[start]

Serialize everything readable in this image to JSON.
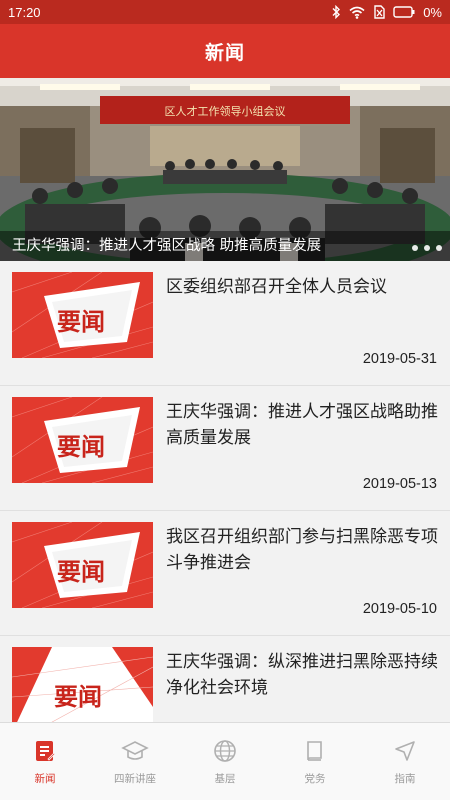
{
  "status_bar": {
    "time": "17:20",
    "battery": "0%",
    "icons": [
      "bluetooth-icon",
      "wifi-icon",
      "no-sim-icon",
      "battery-icon"
    ]
  },
  "header": {
    "title": "新闻"
  },
  "banner": {
    "caption": "王庆华强调：推进人才强区战略 助推高质量发展",
    "sign_text": "区人才工作领导小组会议",
    "dots": 3
  },
  "news": [
    {
      "title": "区委组织部召开全体人员会议",
      "date": "2019-05-31",
      "thumb_text": "要闻"
    },
    {
      "title": "王庆华强调：推进人才强区战略助推高质量发展",
      "date": "2019-05-13",
      "thumb_text": "要闻"
    },
    {
      "title": "我区召开组织部门参与扫黑除恶专项斗争推进会",
      "date": "2019-05-10",
      "thumb_text": "要闻"
    },
    {
      "title": "王庆华强调：纵深推进扫黑除恶持续净化社会环境",
      "date": "",
      "thumb_text": "要闻"
    }
  ],
  "tabs": [
    {
      "label": "新闻",
      "icon": "news-icon",
      "active": true
    },
    {
      "label": "四新讲座",
      "icon": "graduation-cap-icon",
      "active": false
    },
    {
      "label": "基层",
      "icon": "globe-icon",
      "active": false
    },
    {
      "label": "党务",
      "icon": "book-icon",
      "active": false
    },
    {
      "label": "指南",
      "icon": "navigation-arrow-icon",
      "active": false
    }
  ],
  "colors": {
    "primary": "#d9352a",
    "status_bar": "#ba2a1f",
    "active_tab": "#d9352a",
    "inactive_tab": "#9a9a9a"
  }
}
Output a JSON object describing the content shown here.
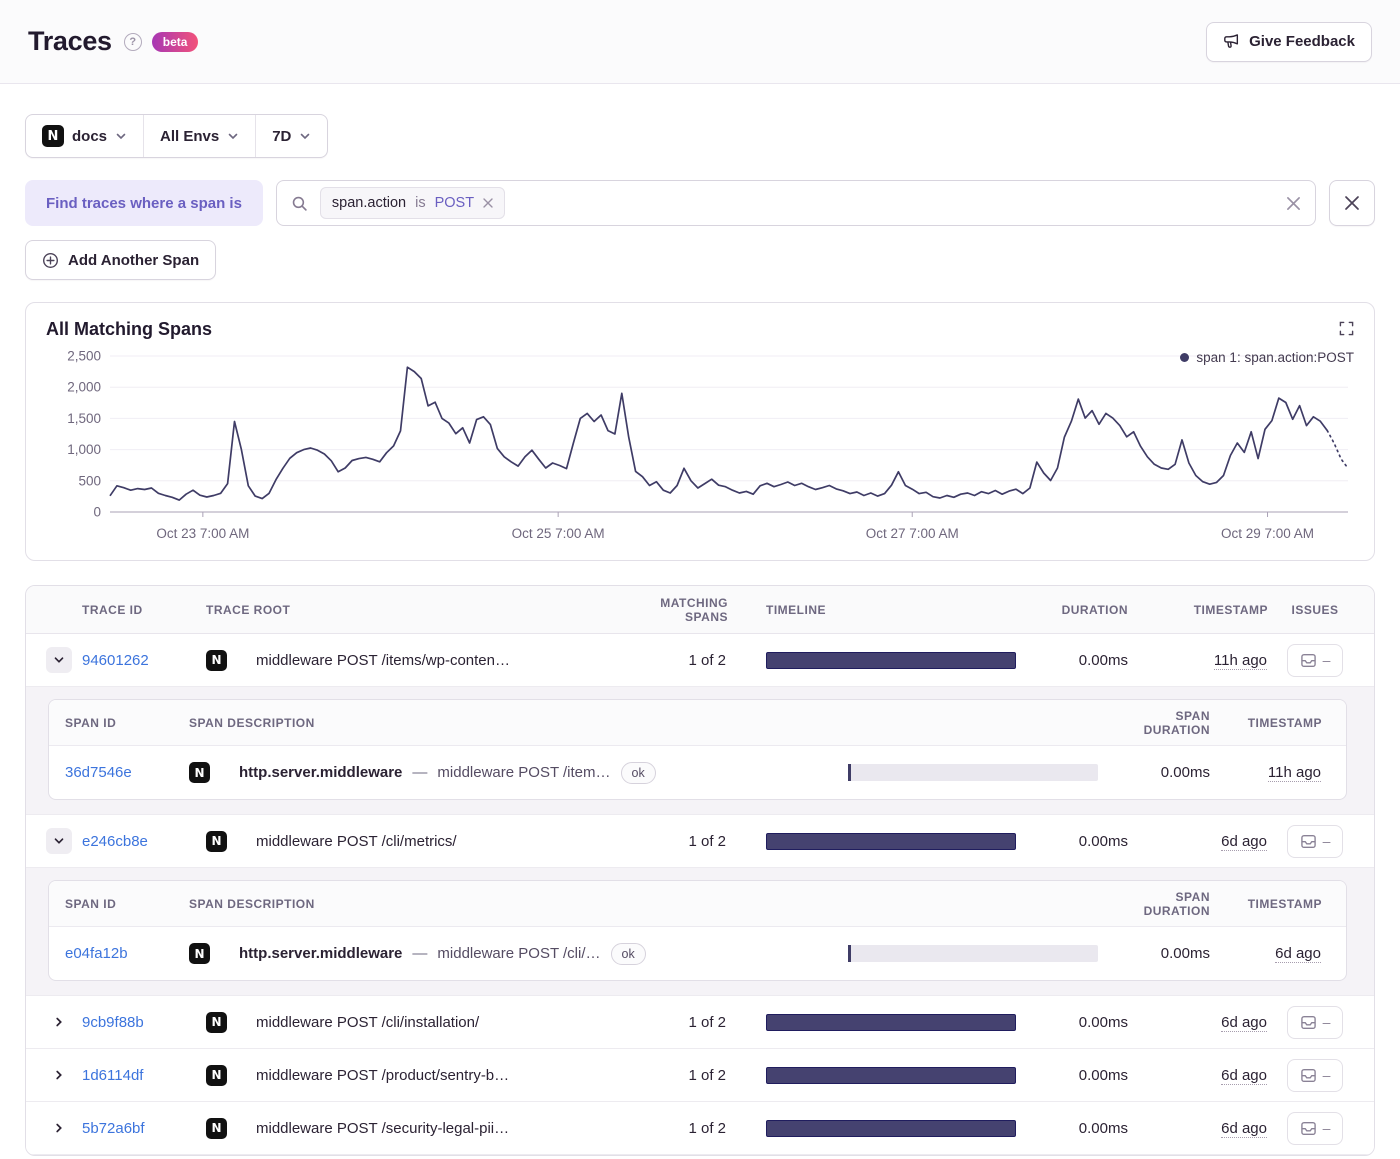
{
  "header": {
    "title": "Traces",
    "beta_label": "beta",
    "feedback_label": "Give Feedback"
  },
  "filters": {
    "project": "docs",
    "project_icon_letter": "N",
    "environment": "All Envs",
    "period": "7D"
  },
  "span_filter": {
    "label": "Find traces where a span is",
    "token": {
      "key": "span.action",
      "op": "is",
      "value": "POST"
    },
    "add_button_label": "Add Another Span",
    "search_value": "",
    "search_placeholder": ""
  },
  "chart": {
    "title": "All Matching Spans",
    "legend_label": "span 1: span.action:POST"
  },
  "chart_data": {
    "type": "line",
    "title": "All Matching Spans",
    "ylim": [
      0,
      2500
    ],
    "y_ticks": [
      0,
      500,
      1000,
      1500,
      2000,
      2500
    ],
    "y_tick_labels": [
      "0",
      "500",
      "1,000",
      "1,500",
      "2,000",
      "2,500"
    ],
    "x_tick_labels": [
      "Oct 23 7:00 AM",
      "Oct 25 7:00 AM",
      "Oct 27 7:00 AM",
      "Oct 29 7:00 AM"
    ],
    "x_tick_fractions": [
      0.075,
      0.362,
      0.648,
      0.935
    ],
    "grid": true,
    "legend_position": "top-right",
    "dashed_tail_count": 4,
    "series": [
      {
        "name": "span 1: span.action:POST",
        "color": "#3f3c66",
        "values": [
          260,
          420,
          390,
          350,
          375,
          360,
          385,
          300,
          265,
          235,
          190,
          285,
          350,
          270,
          240,
          265,
          300,
          455,
          1450,
          1000,
          420,
          255,
          215,
          300,
          520,
          700,
          860,
          950,
          1000,
          1025,
          990,
          930,
          820,
          645,
          705,
          825,
          855,
          875,
          845,
          805,
          950,
          1060,
          1300,
          2320,
          2250,
          2140,
          1700,
          1760,
          1500,
          1425,
          1255,
          1350,
          1105,
          1480,
          1525,
          1400,
          1020,
          885,
          805,
          735,
          885,
          990,
          845,
          705,
          785,
          745,
          695,
          1105,
          1500,
          1580,
          1450,
          1555,
          1305,
          1250,
          1900,
          1200,
          650,
          565,
          425,
          485,
          350,
          305,
          425,
          700,
          500,
          385,
          455,
          525,
          430,
          405,
          350,
          305,
          330,
          285,
          420,
          460,
          405,
          440,
          480,
          425,
          460,
          405,
          360,
          390,
          425,
          370,
          340,
          295,
          320,
          265,
          305,
          255,
          295,
          430,
          645,
          425,
          365,
          295,
          315,
          245,
          225,
          265,
          235,
          285,
          305,
          265,
          325,
          295,
          345,
          285,
          335,
          365,
          295,
          385,
          800,
          625,
          505,
          705,
          1200,
          1455,
          1810,
          1505,
          1625,
          1405,
          1580,
          1505,
          1385,
          1205,
          1285,
          1055,
          885,
          765,
          705,
          685,
          765,
          1155,
          785,
          585,
          485,
          445,
          475,
          585,
          905,
          1105,
          955,
          1285,
          855,
          1325,
          1465,
          1825,
          1755,
          1485,
          1705,
          1385,
          1525,
          1455,
          1305,
          1100,
          850,
          700
        ]
      }
    ]
  },
  "table": {
    "columns": [
      "TRACE ID",
      "TRACE ROOT",
      "MATCHING SPANS",
      "TIMELINE",
      "DURATION",
      "TIMESTAMP",
      "ISSUES"
    ],
    "span_columns": [
      "SPAN ID",
      "SPAN DESCRIPTION",
      "SPAN DURATION",
      "TIMESTAMP"
    ],
    "issues_empty": "–",
    "span_separator": "—",
    "rows": [
      {
        "trace_id": "94601262",
        "root": "middleware POST /items/wp-conten…",
        "matching": "1 of 2",
        "duration": "0.00ms",
        "age": "11h ago",
        "expanded": true,
        "spans": [
          {
            "span_id": "36d7546e",
            "op": "http.server.middleware",
            "desc": "middleware POST /item…",
            "status": "ok",
            "duration": "0.00ms",
            "age": "11h ago"
          }
        ]
      },
      {
        "trace_id": "e246cb8e",
        "root": "middleware POST /cli/metrics/",
        "matching": "1 of 2",
        "duration": "0.00ms",
        "age": "6d ago",
        "expanded": true,
        "spans": [
          {
            "span_id": "e04fa12b",
            "op": "http.server.middleware",
            "desc": "middleware POST /cli/…",
            "status": "ok",
            "duration": "0.00ms",
            "age": "6d ago"
          }
        ]
      },
      {
        "trace_id": "9cb9f88b",
        "root": "middleware POST /cli/installation/",
        "matching": "1 of 2",
        "duration": "0.00ms",
        "age": "6d ago",
        "expanded": false
      },
      {
        "trace_id": "1d6114df",
        "root": "middleware POST /product/sentry-b…",
        "matching": "1 of 2",
        "duration": "0.00ms",
        "age": "6d ago",
        "expanded": false
      },
      {
        "trace_id": "5b72a6bf",
        "root": "middleware POST /security-legal-pii…",
        "matching": "1 of 2",
        "duration": "0.00ms",
        "age": "6d ago",
        "expanded": false
      }
    ]
  },
  "colors": {
    "accent_purple": "#6a5fc1",
    "link_blue": "#3c74dd",
    "chart_line": "#3f3c66",
    "timeline_bar_fill": "#454270",
    "timeline_bar_border": "#201d5e",
    "beta_gradient_start": "#a737b4",
    "beta_gradient_end": "#f2527a"
  }
}
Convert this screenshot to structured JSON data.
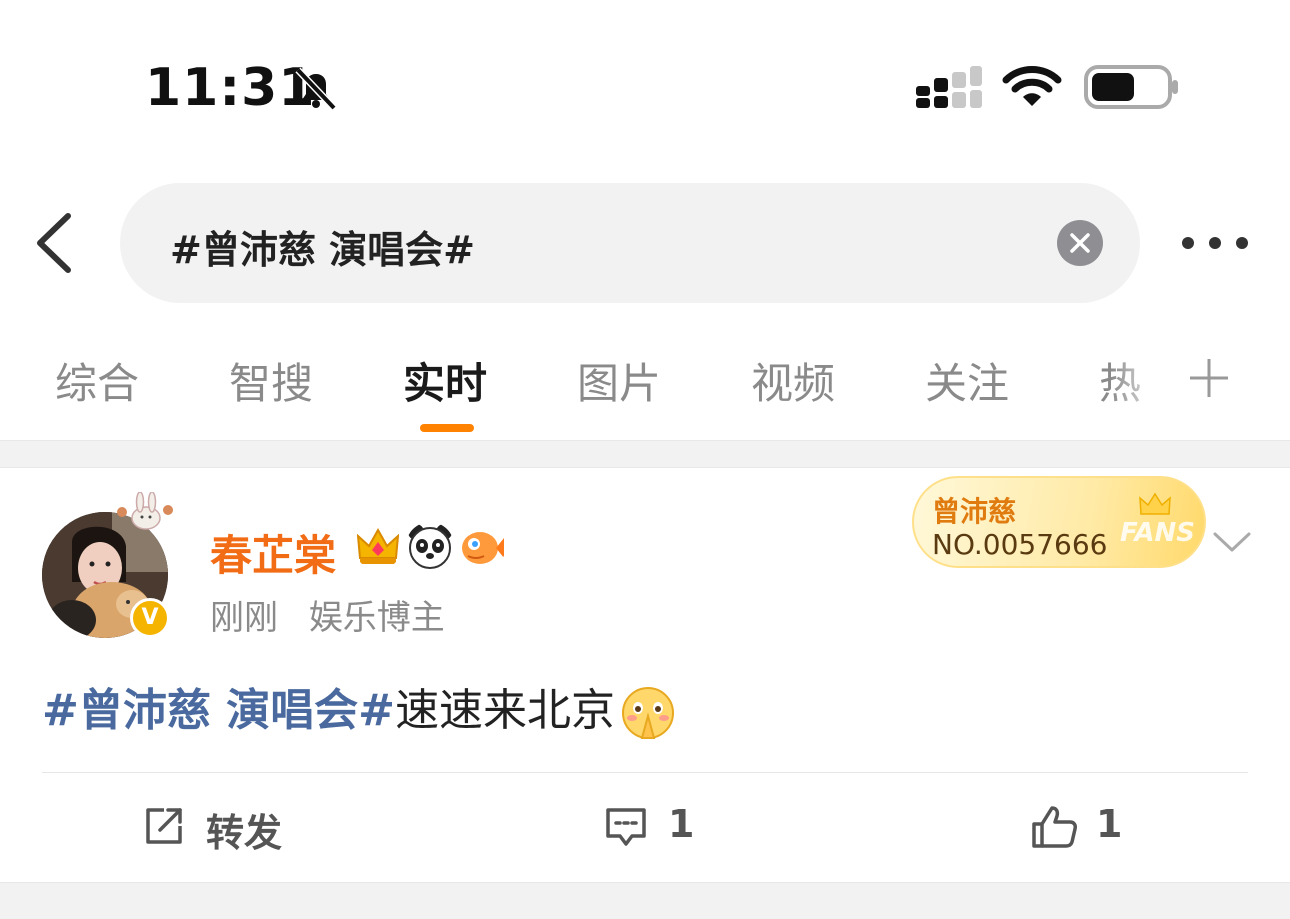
{
  "status_bar": {
    "time": "11:31",
    "icons": [
      "bell-slash-icon",
      "cellular-signal-icon",
      "wifi-icon",
      "battery-icon"
    ]
  },
  "search": {
    "query": "#曾沛慈 演唱会#",
    "icons": [
      "back-arrow-icon",
      "clear-icon",
      "more-icon"
    ]
  },
  "tabs": {
    "items": [
      {
        "label": "综合",
        "active": false
      },
      {
        "label": "智搜",
        "active": false
      },
      {
        "label": "实时",
        "active": true
      },
      {
        "label": "图片",
        "active": false
      },
      {
        "label": "视频",
        "active": false
      },
      {
        "label": "关注",
        "active": false
      },
      {
        "label": "热",
        "active": false
      }
    ],
    "accent_color": "#ff8200"
  },
  "post": {
    "username": "春芷棠",
    "username_color": "#f26c16",
    "verified_label": "V",
    "time": "刚刚",
    "role": "娱乐博主",
    "badges": [
      "crown-badge-icon",
      "panda-badge-icon",
      "fish-badge-icon"
    ],
    "fans_card": {
      "name": "曾沛慈",
      "number": "NO.0057666",
      "word": "FANS"
    },
    "body": {
      "hashtag": "#曾沛慈 演唱会#",
      "text": "速速来北京",
      "emoji": "pray-emoji-icon"
    },
    "actions": {
      "repost_label": "转发",
      "comment_count": "1",
      "like_count": "1"
    },
    "hashtag_color": "#4a6a9f"
  }
}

[end]

Set exercise
Set down, unchanged, only the lines running from the line with "Convert this screenshot" to the last line, including both. Pictures stay out of the copy.

Complete response
Convert this screenshot to structured JSON data.
{
  "status_bar": {
    "time": "11:31",
    "icons": [
      "bell-slash-icon",
      "cellular-signal-icon",
      "wifi-icon",
      "battery-icon"
    ]
  },
  "search": {
    "query": "#曾沛慈 演唱会#",
    "icons": [
      "back-arrow-icon",
      "clear-icon",
      "more-icon"
    ]
  },
  "tabs": {
    "items": [
      {
        "label": "综合",
        "active": false
      },
      {
        "label": "智搜",
        "active": false
      },
      {
        "label": "实时",
        "active": true
      },
      {
        "label": "图片",
        "active": false
      },
      {
        "label": "视频",
        "active": false
      },
      {
        "label": "关注",
        "active": false
      },
      {
        "label": "热",
        "active": false
      }
    ],
    "accent_color": "#ff8200"
  },
  "post": {
    "username": "春芷棠",
    "username_color": "#f26c16",
    "verified_label": "V",
    "time": "刚刚",
    "role": "娱乐博主",
    "badges": [
      "crown-badge-icon",
      "panda-badge-icon",
      "fish-badge-icon"
    ],
    "fans_card": {
      "name": "曾沛慈",
      "number": "NO.0057666",
      "word": "FANS"
    },
    "body": {
      "hashtag": "#曾沛慈 演唱会#",
      "text": "速速来北京",
      "emoji": "pray-emoji-icon"
    },
    "actions": {
      "repost_label": "转发",
      "comment_count": "1",
      "like_count": "1"
    },
    "hashtag_color": "#4a6a9f"
  }
}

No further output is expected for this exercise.